Given problem: Render as a JSON list of strings every line from the start of the data through the line that contains "809 1809 829</box>", one string per line and blank lines omitted.

Begin

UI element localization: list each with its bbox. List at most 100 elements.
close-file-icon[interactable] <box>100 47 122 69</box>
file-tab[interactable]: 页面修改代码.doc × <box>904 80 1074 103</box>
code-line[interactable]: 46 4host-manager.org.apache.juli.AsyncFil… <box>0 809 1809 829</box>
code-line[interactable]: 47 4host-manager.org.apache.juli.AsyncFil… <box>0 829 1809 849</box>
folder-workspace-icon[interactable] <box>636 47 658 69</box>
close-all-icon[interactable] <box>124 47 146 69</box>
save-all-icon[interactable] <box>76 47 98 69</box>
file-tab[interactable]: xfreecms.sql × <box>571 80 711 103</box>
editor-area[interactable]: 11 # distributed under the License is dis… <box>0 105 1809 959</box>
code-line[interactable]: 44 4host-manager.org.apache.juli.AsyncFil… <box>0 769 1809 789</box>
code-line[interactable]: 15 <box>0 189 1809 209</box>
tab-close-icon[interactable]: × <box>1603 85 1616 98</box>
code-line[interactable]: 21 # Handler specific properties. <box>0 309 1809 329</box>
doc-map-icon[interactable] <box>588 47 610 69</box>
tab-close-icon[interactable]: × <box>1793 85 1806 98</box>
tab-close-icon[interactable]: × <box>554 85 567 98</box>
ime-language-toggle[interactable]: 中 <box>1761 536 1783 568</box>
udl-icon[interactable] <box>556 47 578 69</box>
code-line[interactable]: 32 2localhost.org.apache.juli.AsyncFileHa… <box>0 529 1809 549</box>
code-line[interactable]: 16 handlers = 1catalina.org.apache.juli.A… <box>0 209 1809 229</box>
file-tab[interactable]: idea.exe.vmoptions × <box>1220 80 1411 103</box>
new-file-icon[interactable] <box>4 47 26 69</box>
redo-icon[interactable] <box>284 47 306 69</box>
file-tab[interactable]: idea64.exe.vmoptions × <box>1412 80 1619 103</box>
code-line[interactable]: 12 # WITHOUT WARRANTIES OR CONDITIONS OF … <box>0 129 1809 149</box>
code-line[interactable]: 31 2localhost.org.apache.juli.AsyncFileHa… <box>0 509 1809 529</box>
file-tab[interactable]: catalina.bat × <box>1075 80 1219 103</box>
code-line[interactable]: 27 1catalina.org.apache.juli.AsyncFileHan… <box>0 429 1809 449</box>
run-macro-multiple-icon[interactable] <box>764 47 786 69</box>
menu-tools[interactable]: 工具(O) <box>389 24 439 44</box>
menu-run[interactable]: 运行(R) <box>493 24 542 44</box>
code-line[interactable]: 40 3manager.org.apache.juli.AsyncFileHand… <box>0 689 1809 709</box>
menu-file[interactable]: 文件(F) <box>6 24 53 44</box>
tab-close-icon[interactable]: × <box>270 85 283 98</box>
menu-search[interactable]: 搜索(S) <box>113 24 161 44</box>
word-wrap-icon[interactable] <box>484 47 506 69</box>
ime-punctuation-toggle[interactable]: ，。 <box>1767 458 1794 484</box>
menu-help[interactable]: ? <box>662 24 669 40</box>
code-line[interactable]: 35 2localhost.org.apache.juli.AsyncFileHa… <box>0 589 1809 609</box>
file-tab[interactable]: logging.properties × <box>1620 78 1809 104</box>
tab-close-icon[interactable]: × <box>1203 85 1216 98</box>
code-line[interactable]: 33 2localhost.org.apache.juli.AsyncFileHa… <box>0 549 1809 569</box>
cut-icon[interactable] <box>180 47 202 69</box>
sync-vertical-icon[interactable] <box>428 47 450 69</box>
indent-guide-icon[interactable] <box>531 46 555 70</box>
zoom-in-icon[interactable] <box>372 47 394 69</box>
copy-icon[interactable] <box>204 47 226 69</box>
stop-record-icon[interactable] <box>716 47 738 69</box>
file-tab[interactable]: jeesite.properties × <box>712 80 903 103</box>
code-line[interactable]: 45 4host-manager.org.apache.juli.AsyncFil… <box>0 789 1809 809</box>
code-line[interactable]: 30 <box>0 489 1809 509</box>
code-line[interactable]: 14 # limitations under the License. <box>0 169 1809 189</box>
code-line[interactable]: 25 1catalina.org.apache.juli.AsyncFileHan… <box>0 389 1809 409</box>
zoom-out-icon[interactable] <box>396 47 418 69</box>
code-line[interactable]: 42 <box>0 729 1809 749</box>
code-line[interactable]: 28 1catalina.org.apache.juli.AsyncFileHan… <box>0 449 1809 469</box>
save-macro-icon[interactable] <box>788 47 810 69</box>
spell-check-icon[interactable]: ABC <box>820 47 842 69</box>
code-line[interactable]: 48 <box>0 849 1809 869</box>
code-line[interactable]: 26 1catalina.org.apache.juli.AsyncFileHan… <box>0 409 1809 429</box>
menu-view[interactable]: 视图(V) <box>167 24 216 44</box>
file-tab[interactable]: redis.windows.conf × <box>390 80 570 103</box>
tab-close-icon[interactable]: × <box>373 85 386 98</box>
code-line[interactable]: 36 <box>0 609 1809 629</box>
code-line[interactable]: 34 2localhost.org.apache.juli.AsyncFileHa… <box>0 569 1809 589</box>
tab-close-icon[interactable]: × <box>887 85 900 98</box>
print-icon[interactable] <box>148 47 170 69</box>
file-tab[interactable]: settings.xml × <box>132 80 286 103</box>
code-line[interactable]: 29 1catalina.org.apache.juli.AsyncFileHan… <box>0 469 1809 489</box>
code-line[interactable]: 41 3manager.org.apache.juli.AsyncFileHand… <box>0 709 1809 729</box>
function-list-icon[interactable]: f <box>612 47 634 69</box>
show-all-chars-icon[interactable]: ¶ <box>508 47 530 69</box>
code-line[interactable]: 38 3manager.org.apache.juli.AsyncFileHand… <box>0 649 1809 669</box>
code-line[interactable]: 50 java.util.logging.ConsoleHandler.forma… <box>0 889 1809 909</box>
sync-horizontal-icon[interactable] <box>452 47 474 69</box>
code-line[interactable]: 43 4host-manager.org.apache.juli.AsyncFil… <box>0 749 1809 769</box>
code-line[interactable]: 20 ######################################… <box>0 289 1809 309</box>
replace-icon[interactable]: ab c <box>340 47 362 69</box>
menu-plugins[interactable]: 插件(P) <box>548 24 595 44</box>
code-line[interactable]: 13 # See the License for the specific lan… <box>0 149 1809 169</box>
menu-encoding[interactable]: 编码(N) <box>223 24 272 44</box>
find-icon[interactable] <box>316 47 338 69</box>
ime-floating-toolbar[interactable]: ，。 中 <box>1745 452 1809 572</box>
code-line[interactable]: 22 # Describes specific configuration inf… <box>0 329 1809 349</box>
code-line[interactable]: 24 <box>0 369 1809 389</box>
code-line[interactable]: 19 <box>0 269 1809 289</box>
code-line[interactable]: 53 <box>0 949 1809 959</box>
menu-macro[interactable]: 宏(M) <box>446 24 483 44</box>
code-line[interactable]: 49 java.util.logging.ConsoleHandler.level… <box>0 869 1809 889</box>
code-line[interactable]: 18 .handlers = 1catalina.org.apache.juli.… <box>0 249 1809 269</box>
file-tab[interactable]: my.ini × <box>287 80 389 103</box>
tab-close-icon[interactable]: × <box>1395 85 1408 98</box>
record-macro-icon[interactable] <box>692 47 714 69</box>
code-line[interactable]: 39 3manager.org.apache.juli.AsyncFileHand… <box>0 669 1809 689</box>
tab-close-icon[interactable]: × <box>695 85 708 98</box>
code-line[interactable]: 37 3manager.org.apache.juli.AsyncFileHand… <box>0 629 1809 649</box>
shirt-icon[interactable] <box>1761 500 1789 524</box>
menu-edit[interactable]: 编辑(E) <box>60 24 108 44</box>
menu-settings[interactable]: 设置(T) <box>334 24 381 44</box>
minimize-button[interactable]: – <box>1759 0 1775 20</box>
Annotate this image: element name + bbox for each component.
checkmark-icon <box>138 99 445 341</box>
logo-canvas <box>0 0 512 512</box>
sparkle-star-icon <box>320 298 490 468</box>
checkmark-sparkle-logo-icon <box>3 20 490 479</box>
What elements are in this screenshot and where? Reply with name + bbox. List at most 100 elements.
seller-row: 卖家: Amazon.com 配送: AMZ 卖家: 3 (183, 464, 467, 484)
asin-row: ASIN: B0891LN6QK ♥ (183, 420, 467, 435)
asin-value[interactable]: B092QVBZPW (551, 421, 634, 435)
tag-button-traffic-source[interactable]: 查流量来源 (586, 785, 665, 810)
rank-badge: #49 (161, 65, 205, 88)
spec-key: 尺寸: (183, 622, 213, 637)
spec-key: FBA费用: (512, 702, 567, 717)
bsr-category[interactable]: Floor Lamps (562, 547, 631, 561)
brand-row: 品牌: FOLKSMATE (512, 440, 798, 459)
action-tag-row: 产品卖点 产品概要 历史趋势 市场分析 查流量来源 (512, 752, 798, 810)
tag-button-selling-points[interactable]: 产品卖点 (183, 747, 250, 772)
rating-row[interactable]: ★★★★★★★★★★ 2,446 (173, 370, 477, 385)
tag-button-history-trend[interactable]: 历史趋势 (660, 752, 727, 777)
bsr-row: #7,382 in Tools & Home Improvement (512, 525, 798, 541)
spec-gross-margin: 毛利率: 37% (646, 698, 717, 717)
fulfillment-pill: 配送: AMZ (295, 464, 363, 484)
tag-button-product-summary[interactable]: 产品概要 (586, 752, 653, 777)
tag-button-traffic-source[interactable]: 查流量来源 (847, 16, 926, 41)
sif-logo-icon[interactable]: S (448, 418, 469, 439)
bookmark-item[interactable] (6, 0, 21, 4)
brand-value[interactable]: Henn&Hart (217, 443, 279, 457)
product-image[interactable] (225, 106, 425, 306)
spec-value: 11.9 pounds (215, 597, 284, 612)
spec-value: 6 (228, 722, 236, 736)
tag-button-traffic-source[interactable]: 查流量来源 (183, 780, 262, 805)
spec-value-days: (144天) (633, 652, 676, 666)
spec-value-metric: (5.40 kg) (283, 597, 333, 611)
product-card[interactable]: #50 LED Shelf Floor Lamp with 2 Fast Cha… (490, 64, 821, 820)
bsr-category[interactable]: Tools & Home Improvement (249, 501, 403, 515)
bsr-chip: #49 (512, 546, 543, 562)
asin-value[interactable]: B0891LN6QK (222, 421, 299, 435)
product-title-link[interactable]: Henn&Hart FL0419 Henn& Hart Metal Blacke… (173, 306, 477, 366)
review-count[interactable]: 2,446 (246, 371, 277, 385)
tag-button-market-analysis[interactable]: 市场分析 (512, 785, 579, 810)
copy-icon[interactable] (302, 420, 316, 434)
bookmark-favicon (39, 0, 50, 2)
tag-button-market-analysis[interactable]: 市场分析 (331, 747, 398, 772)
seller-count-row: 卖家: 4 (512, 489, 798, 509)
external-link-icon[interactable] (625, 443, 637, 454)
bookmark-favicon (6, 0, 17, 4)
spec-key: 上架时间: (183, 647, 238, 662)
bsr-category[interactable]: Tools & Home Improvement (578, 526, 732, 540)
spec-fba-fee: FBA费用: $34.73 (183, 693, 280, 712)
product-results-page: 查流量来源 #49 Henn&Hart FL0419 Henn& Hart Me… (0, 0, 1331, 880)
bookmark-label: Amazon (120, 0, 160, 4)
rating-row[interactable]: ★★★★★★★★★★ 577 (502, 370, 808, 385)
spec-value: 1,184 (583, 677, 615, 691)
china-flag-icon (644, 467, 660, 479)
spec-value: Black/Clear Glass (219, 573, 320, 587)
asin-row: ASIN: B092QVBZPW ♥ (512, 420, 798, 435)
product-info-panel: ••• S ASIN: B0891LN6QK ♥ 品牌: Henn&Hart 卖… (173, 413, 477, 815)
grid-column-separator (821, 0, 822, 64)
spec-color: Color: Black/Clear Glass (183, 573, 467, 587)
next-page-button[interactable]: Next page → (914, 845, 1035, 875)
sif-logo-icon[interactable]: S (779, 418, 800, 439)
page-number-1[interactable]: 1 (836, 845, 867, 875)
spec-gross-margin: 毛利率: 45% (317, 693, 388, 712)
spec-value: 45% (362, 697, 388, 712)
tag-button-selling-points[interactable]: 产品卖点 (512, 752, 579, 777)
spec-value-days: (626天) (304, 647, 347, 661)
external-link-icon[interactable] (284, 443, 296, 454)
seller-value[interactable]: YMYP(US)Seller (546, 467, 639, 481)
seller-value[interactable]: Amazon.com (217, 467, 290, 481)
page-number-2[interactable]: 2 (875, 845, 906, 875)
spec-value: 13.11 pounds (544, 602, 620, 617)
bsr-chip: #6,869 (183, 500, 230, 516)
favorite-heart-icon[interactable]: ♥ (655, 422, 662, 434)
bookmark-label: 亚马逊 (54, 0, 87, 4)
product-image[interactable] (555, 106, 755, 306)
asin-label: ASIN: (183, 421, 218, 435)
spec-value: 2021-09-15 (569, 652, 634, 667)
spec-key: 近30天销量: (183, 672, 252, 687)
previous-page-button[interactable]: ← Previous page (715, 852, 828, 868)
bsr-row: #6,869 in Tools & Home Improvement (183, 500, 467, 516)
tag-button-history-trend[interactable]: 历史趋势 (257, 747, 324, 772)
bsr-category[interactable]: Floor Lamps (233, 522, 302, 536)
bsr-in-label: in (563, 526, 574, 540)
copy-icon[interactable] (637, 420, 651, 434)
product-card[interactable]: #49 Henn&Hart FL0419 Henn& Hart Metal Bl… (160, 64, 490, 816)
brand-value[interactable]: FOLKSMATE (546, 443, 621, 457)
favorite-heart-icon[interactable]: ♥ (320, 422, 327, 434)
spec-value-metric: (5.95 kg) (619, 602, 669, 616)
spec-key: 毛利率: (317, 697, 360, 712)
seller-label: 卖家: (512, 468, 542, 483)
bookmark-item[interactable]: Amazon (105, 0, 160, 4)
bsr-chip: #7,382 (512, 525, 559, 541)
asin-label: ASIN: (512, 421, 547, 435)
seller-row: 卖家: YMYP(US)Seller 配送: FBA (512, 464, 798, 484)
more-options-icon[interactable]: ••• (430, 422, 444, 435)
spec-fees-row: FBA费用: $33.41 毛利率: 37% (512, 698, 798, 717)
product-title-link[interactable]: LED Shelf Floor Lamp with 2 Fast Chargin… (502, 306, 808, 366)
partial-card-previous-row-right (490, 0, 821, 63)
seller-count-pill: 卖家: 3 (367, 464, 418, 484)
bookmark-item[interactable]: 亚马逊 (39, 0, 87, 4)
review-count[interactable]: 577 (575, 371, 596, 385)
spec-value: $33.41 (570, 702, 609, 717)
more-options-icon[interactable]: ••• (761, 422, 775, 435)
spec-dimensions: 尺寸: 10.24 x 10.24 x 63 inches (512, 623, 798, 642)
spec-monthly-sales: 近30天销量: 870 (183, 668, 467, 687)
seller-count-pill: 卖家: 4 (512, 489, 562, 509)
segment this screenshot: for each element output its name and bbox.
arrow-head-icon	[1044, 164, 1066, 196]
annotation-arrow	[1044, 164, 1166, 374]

End

Solution for this exercise:
[
  "UI element localization: list each with its bbox. List at most 100 elements.",
  "close-file-icon[interactable] <box>100 47 122 69</box>",
  "file-tab[interactable]: 页面修改代码.doc × <box>904 80 1074 103</box>",
  "code-line[interactable]: 46 4host-manager.org.apache.juli.AsyncFil… <box>0 809 1809 829</box>"
]